Collected data:
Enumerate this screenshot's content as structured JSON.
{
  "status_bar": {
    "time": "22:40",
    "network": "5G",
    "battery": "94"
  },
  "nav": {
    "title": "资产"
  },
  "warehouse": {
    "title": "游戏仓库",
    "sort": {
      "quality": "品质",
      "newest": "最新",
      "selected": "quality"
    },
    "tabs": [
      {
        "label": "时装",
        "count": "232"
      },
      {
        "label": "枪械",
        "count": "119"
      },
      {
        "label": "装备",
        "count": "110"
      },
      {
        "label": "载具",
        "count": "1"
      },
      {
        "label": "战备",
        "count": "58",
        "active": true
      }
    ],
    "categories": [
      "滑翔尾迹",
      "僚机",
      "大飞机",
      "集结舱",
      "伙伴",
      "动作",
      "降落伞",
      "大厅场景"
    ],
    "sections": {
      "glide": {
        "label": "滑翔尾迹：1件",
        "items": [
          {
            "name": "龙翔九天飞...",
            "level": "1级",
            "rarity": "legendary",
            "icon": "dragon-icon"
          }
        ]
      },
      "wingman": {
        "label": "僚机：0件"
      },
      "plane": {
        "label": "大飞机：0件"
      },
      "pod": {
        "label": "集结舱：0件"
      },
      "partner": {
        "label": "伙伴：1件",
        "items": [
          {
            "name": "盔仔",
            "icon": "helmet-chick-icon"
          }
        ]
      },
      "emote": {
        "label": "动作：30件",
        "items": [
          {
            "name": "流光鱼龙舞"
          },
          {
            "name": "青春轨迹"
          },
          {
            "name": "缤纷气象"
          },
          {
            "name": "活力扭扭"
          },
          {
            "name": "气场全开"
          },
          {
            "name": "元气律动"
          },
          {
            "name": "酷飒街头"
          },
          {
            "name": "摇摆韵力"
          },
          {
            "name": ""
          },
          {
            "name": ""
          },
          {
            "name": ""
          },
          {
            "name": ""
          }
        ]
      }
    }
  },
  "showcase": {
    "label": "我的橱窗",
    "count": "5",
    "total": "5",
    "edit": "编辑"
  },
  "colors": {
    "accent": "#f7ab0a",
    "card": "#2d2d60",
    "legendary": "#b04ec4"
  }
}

▶ PROBLEM TO WORK ON: Repeat each record in full; every line must match exactly.

▶ THE RESULT:
Enumerate this screenshot's content as structured JSON.
{
  "status_bar": {
    "time": "22:40",
    "network": "5G",
    "battery": "94"
  },
  "nav": {
    "title": "资产"
  },
  "warehouse": {
    "title": "游戏仓库",
    "sort": {
      "quality": "品质",
      "newest": "最新",
      "selected": "quality"
    },
    "tabs": [
      {
        "label": "时装",
        "count": "232"
      },
      {
        "label": "枪械",
        "count": "119"
      },
      {
        "label": "装备",
        "count": "110"
      },
      {
        "label": "载具",
        "count": "1"
      },
      {
        "label": "战备",
        "count": "58",
        "active": true
      }
    ],
    "categories": [
      "滑翔尾迹",
      "僚机",
      "大飞机",
      "集结舱",
      "伙伴",
      "动作",
      "降落伞",
      "大厅场景"
    ],
    "sections": {
      "glide": {
        "label": "滑翔尾迹：1件",
        "items": [
          {
            "name": "龙翔九天飞...",
            "level": "1级",
            "rarity": "legendary",
            "icon": "dragon-icon"
          }
        ]
      },
      "wingman": {
        "label": "僚机：0件"
      },
      "plane": {
        "label": "大飞机：0件"
      },
      "pod": {
        "label": "集结舱：0件"
      },
      "partner": {
        "label": "伙伴：1件",
        "items": [
          {
            "name": "盔仔",
            "icon": "helmet-chick-icon"
          }
        ]
      },
      "emote": {
        "label": "动作：30件",
        "items": [
          {
            "name": "流光鱼龙舞"
          },
          {
            "name": "青春轨迹"
          },
          {
            "name": "缤纷气象"
          },
          {
            "name": "活力扭扭"
          },
          {
            "name": "气场全开"
          },
          {
            "name": "元气律动"
          },
          {
            "name": "酷飒街头"
          },
          {
            "name": "摇摆韵力"
          },
          {
            "name": ""
          },
          {
            "name": ""
          },
          {
            "name": ""
          },
          {
            "name": ""
          }
        ]
      }
    }
  },
  "showcase": {
    "label": "我的橱窗",
    "count": "5",
    "total": "5",
    "edit": "编辑"
  },
  "colors": {
    "accent": "#f7ab0a",
    "card": "#2d2d60",
    "legendary": "#b04ec4"
  }
}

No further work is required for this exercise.